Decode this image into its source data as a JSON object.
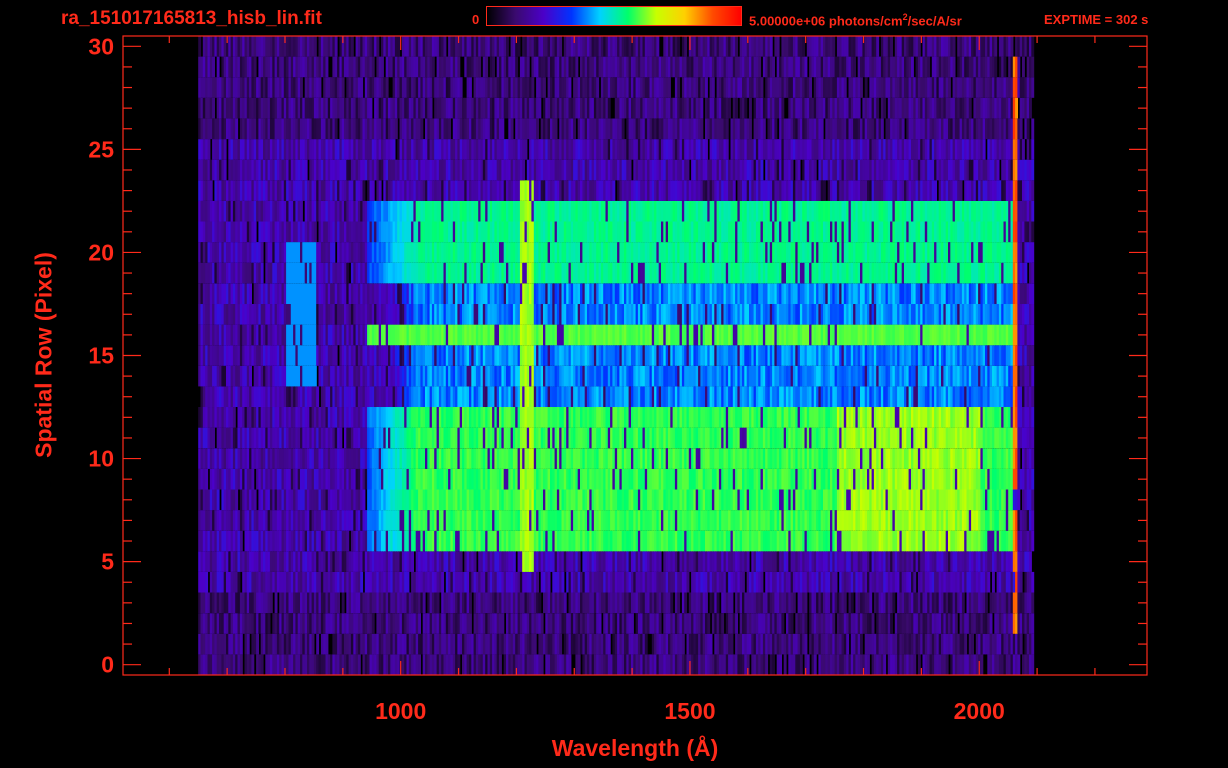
{
  "header": {
    "file_title": "ra_151017165813_hisb_lin.fit",
    "colorbar_min": "0",
    "colorbar_max_value": "5.00000e+06 photons/cm",
    "colorbar_max_exponent": "2",
    "colorbar_max_suffix": "/sec/A/sr",
    "exptime": "EXPTIME = 302 s"
  },
  "colors": {
    "axis": "#ff2a1a",
    "background": "#000000",
    "colormap": [
      "#000000",
      "#3a0a6e",
      "#4b00c8",
      "#0033ff",
      "#00d2ff",
      "#00ff6a",
      "#c8ff00",
      "#ffd000",
      "#ff4a00",
      "#ff0000"
    ]
  },
  "chart_data": {
    "type": "heatmap",
    "title": "ra_151017165813_hisb_lin.fit",
    "xlabel": "Wavelength (Å)",
    "ylabel": "Spatial Row (Pixel)",
    "xlim": [
      520,
      2290
    ],
    "ylim": [
      -0.5,
      30.5
    ],
    "x_ticks": [
      1000,
      1500,
      2000
    ],
    "y_ticks": [
      0,
      5,
      10,
      15,
      20,
      25,
      30
    ],
    "colorbar": {
      "min": 0,
      "max": 5000000,
      "units": "photons/cm^2/sec/A/sr"
    },
    "emission_x_range": [
      680,
      2060
    ],
    "features": [
      {
        "name": "bright band",
        "rows": [
          6,
          12
        ],
        "x_start": 940,
        "x_end": 2060,
        "level": 0.55
      },
      {
        "name": "bright band",
        "rows": [
          19,
          22
        ],
        "x_start": 940,
        "x_end": 2060,
        "level": 0.5
      },
      {
        "name": "bright stripe",
        "rows": [
          16,
          16
        ],
        "x_start": 940,
        "x_end": 2060,
        "level": 0.58
      },
      {
        "name": "medium band",
        "rows": [
          13,
          18
        ],
        "x_start": 940,
        "x_end": 2060,
        "level": 0.33
      },
      {
        "name": "emission line",
        "x": 1216,
        "rows": [
          5,
          23
        ],
        "level": 0.62
      },
      {
        "name": "detector edge",
        "x": 2060,
        "rows": [
          2,
          29
        ],
        "level": 0.82
      },
      {
        "name": "arc feature",
        "x_start": 800,
        "x_end": 850,
        "rows": [
          14,
          20
        ],
        "level": 0.4
      }
    ]
  }
}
========================
* Goal
Find the lines holding "level" and list every one.

* Answer to this problem
        "level": 0.55
        "level": 0.5
        "level": 0.58
        "level": 0.33
        "level": 0.62
        "level": 0.82
        "level": 0.4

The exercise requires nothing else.